From the entries that follow, pick out all lines holding "academic".
-- Entries shown start --
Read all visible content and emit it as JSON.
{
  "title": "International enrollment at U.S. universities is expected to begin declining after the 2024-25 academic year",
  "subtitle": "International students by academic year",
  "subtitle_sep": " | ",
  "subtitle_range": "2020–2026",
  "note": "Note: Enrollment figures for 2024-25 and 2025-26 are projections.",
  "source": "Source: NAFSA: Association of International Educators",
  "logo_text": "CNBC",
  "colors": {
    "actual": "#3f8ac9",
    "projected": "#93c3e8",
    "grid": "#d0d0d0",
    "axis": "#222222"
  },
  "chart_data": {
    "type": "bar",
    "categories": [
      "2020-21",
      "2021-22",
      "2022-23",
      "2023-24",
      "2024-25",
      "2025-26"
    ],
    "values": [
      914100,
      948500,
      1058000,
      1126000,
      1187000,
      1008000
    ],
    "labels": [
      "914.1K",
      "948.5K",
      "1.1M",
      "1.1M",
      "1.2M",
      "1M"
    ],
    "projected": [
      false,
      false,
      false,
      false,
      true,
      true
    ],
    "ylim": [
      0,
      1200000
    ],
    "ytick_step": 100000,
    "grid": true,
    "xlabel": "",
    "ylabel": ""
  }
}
-- Entries shown end --
Task solution:
  "title": "International enrollment at U.S. universities is expected to begin declining after the 2024-25 academic year",
  "subtitle": "International students by academic year",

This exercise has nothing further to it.